# What the task asks:
Check each line of the records below for the word "field" and copy those where it appears.

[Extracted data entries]
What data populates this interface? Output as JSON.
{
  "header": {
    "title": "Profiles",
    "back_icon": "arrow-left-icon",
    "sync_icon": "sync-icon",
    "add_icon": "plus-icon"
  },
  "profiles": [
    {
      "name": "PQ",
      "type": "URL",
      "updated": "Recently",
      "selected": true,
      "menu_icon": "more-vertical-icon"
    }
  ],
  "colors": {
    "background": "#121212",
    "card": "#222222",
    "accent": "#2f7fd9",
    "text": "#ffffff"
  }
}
--
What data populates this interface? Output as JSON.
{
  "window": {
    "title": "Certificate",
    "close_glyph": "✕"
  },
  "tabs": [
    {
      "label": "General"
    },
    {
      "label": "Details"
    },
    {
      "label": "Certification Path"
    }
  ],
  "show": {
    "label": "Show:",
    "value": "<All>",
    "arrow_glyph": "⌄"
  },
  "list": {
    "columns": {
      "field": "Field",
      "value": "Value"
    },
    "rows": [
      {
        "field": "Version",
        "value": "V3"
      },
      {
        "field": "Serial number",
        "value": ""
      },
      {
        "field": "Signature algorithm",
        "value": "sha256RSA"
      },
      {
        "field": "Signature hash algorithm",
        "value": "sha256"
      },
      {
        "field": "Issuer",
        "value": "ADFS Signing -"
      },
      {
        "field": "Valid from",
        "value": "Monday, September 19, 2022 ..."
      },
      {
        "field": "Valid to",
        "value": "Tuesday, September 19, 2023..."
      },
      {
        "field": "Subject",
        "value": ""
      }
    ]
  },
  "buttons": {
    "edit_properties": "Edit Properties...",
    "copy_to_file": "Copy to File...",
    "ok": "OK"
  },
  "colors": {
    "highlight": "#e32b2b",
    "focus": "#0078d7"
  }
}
...
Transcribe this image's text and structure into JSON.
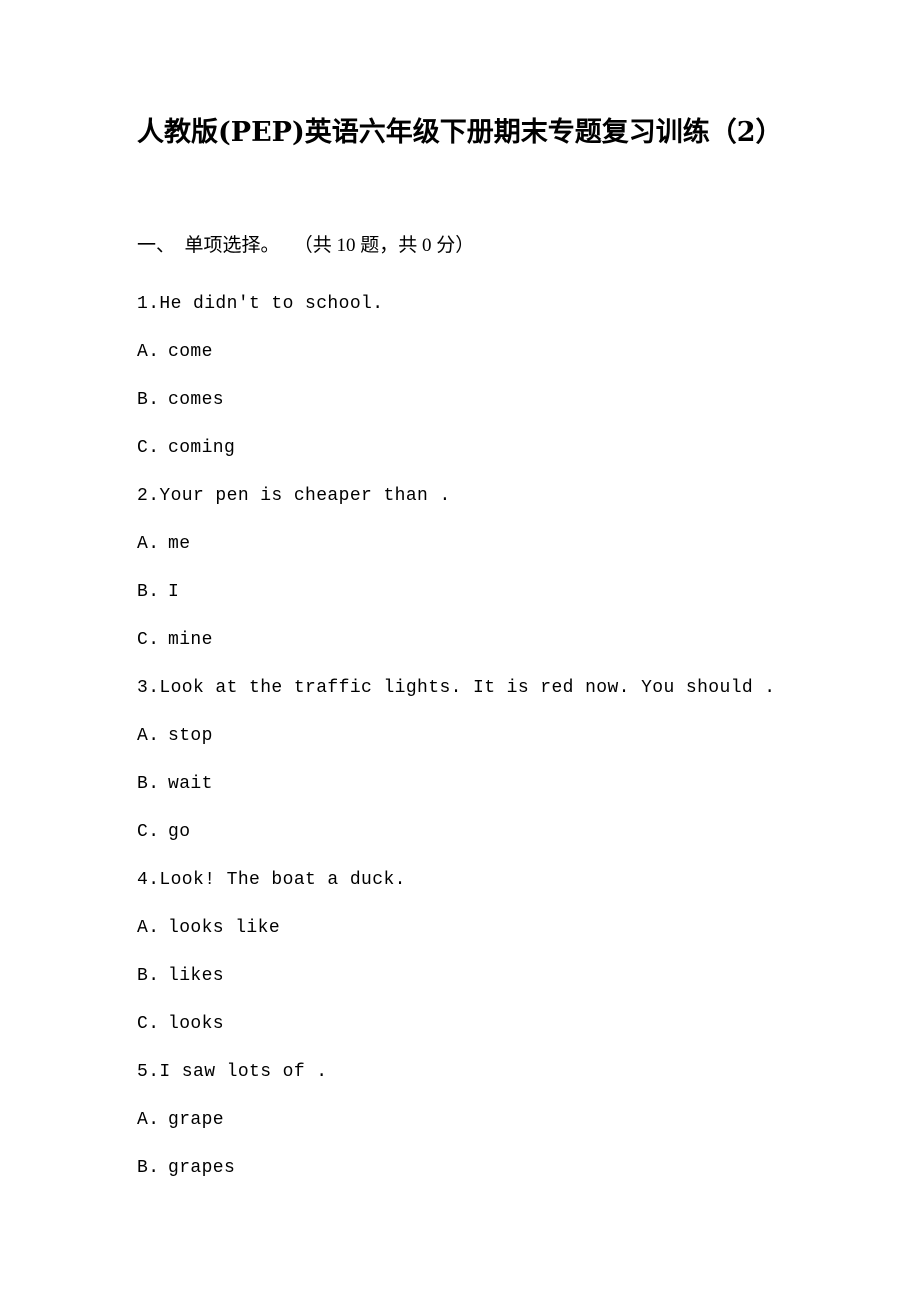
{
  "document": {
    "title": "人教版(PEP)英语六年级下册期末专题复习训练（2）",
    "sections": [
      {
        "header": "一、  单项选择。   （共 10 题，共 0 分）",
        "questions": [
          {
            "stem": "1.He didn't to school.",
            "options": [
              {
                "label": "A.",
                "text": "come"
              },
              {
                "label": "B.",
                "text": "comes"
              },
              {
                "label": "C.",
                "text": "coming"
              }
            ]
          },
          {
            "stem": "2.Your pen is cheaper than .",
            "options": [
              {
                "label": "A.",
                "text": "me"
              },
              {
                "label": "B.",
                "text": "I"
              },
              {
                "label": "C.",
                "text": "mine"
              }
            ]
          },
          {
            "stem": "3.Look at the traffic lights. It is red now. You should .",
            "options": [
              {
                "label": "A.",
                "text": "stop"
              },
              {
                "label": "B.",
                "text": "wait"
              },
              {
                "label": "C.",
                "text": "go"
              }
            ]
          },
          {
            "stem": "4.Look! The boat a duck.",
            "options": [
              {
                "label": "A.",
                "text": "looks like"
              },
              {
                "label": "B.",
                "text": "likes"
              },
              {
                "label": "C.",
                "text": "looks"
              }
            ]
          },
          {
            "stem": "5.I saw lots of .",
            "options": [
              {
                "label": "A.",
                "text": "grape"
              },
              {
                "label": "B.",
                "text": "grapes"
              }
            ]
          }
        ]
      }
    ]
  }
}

# Task solution:
      "field": "Field",
        "field": "Version",
        "field": "Serial number",
        "field": "Signature algorithm",
        "field": "Signature hash algorithm",
        "field": "Issuer",
        "field": "Valid from",
        "field": "Valid to",
        "field": "Subject",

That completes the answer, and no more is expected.